### Problem to solve:
In the data below, find every line that has the string "Архитектурно", and copy it.

### Excerpted records:
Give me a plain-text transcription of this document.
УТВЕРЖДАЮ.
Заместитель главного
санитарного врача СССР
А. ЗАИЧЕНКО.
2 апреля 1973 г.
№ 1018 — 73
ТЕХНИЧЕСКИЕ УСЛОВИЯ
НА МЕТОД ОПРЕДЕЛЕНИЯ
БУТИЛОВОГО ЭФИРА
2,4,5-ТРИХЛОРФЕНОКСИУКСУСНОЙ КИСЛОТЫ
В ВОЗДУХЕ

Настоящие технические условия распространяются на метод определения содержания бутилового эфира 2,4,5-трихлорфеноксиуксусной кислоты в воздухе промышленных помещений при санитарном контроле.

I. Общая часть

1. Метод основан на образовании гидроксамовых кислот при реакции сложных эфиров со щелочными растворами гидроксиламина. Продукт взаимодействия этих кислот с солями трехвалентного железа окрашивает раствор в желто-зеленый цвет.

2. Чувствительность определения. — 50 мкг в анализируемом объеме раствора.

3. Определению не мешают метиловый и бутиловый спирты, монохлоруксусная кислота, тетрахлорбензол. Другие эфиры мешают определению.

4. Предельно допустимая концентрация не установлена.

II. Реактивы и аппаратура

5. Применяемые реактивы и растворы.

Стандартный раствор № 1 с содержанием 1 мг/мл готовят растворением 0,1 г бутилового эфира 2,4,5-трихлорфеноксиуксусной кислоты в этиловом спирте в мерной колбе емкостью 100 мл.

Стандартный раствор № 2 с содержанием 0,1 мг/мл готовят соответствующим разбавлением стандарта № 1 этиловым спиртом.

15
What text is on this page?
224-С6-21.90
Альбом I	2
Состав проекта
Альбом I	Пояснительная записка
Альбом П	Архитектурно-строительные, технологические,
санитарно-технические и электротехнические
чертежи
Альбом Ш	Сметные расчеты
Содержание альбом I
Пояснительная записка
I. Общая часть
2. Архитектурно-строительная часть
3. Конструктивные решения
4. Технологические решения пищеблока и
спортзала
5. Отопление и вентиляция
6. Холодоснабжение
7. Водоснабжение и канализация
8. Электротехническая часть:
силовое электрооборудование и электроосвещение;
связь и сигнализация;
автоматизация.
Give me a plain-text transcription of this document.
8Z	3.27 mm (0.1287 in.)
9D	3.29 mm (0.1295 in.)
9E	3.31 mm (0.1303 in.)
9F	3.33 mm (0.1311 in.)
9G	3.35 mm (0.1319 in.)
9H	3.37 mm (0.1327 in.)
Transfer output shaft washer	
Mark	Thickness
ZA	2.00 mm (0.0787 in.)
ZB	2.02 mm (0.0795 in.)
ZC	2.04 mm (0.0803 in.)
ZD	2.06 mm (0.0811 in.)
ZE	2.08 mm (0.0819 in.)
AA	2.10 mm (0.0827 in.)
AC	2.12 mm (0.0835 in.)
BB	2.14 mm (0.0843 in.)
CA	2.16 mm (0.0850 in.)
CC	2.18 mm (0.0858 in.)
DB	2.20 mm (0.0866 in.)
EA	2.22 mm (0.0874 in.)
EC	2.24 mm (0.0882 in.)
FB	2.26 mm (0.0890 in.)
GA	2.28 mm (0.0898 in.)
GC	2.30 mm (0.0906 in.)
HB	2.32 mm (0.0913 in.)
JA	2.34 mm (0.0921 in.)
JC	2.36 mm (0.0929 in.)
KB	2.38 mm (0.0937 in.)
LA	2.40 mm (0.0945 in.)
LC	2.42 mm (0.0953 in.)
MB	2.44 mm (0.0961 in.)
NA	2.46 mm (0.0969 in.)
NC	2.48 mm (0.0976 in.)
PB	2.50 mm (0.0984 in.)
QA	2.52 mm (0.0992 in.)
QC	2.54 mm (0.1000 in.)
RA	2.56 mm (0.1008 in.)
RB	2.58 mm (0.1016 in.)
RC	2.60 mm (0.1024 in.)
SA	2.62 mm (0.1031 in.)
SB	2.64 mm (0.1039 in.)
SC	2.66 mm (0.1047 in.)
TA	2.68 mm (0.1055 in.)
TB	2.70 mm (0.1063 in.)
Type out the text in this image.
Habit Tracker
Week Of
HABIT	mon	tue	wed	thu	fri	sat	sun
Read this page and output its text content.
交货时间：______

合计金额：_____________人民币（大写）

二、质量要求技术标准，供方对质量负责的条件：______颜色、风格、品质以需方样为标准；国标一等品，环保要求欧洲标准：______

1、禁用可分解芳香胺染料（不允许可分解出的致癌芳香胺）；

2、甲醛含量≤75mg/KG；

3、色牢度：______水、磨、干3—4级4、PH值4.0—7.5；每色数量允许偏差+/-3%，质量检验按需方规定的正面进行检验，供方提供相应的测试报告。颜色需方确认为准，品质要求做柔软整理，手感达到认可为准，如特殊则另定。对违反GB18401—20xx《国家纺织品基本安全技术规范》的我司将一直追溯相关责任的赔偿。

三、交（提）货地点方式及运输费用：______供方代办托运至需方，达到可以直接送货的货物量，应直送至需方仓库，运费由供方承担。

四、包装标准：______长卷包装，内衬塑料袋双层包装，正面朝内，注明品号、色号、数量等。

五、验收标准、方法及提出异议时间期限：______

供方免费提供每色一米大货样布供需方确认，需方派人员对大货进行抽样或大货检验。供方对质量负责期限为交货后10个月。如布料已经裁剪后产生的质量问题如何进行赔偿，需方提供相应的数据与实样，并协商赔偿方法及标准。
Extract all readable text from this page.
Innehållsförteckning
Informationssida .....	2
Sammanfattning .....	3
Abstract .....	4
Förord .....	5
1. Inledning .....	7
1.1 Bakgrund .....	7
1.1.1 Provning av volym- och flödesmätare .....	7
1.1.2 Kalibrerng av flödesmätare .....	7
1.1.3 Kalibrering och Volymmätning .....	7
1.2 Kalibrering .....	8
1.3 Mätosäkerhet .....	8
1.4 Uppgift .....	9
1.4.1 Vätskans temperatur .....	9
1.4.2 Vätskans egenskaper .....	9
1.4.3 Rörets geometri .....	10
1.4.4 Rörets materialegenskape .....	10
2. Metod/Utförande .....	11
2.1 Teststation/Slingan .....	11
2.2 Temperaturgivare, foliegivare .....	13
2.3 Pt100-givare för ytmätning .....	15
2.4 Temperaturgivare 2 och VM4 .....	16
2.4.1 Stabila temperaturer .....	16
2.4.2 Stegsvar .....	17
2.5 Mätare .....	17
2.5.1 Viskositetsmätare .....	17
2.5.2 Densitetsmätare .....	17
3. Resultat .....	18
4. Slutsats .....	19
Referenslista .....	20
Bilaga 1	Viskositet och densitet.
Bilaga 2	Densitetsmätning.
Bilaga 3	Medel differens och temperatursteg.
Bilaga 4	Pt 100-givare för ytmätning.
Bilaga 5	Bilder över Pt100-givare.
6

### Expected answer:
Альбом П	Архитектурно-строительные, технологические,
2. Архитектурно-строительная часть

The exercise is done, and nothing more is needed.